== What is being asked ==
Below is a block of records. Copy every line in it that contains the word "further".

== Material provided ==
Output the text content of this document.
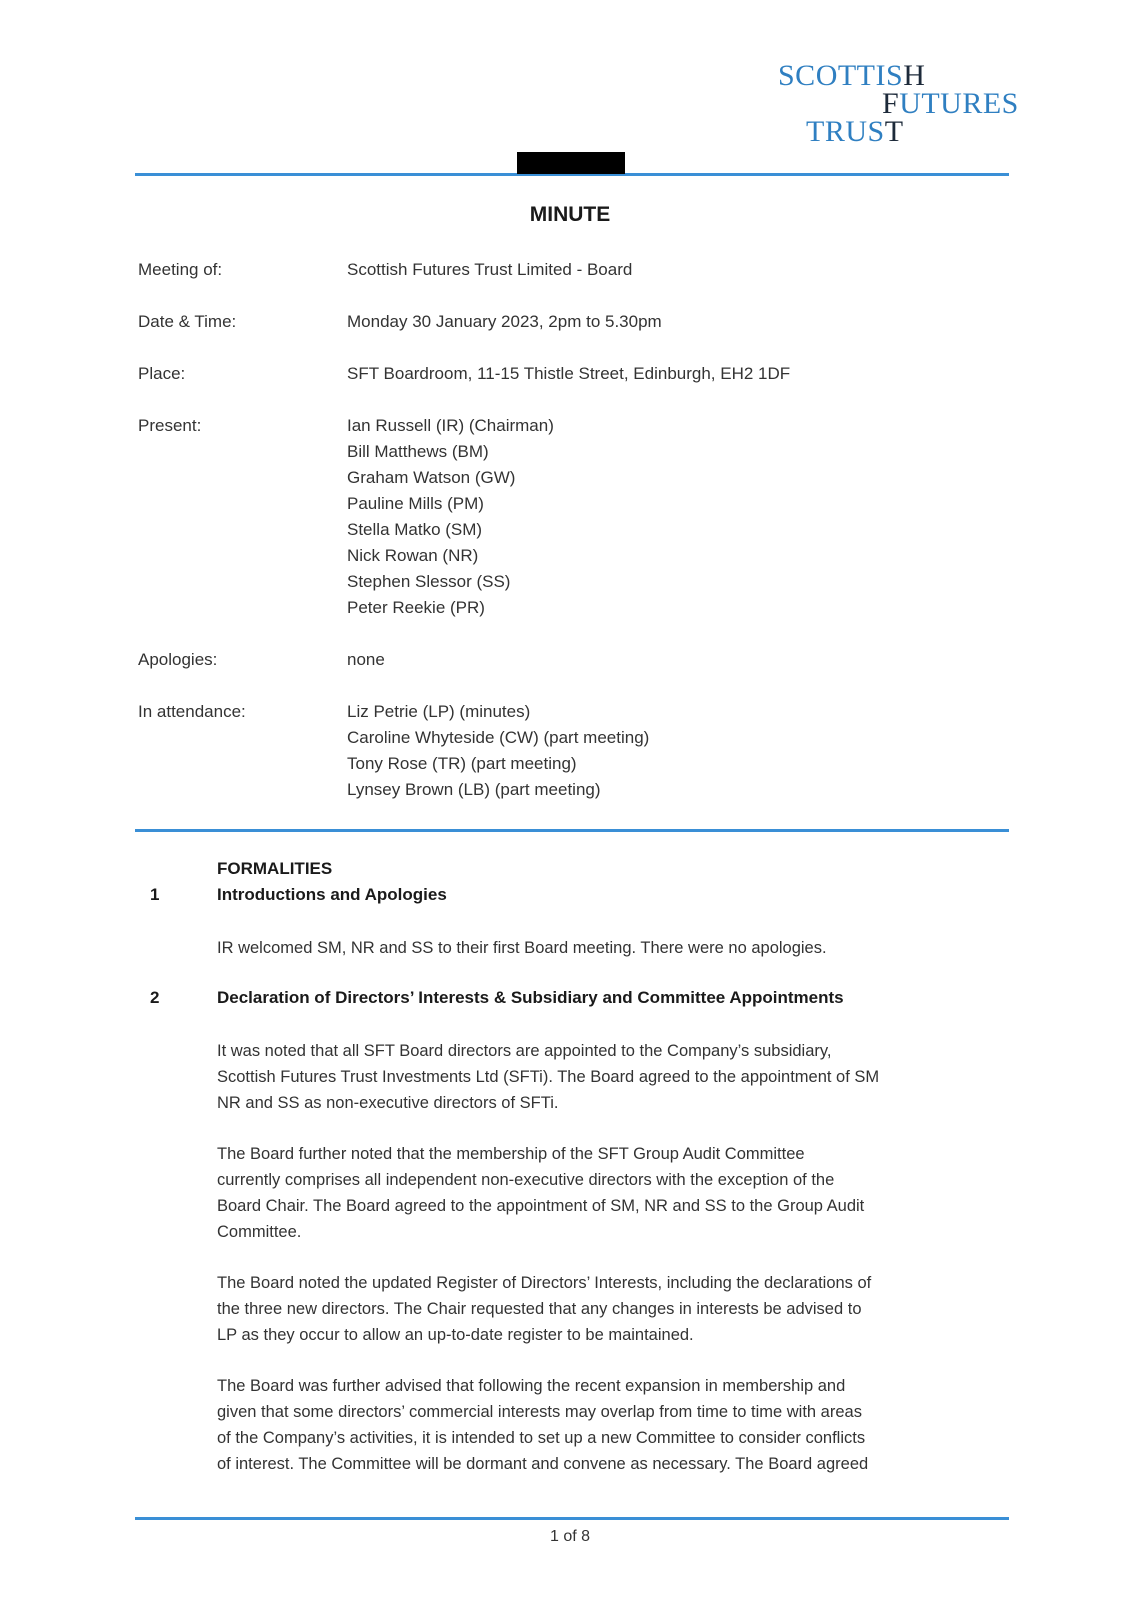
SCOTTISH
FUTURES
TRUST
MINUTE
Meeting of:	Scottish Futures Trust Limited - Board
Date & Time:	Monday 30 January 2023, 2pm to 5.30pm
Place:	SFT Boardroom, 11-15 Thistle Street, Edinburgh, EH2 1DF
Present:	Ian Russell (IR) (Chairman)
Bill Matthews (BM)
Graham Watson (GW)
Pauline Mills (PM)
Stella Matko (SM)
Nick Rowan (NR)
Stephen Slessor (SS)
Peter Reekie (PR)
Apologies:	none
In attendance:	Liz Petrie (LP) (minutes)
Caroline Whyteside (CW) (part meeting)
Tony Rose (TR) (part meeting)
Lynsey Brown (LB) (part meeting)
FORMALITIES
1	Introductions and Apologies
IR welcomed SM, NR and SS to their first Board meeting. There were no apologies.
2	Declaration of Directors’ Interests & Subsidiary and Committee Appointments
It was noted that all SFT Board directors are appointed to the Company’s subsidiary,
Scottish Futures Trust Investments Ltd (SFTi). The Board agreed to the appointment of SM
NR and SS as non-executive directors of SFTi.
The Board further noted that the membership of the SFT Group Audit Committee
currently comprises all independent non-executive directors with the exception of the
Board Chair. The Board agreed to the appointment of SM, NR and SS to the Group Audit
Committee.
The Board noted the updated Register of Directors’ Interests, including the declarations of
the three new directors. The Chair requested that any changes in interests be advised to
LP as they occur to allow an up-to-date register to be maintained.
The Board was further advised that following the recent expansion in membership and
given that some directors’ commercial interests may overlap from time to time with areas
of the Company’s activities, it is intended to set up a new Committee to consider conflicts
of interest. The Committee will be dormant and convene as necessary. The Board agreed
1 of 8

== Written response ==
The Board further noted that the membership of the SFT Group Audit Committee
The Board was further advised that following the recent expansion in membership and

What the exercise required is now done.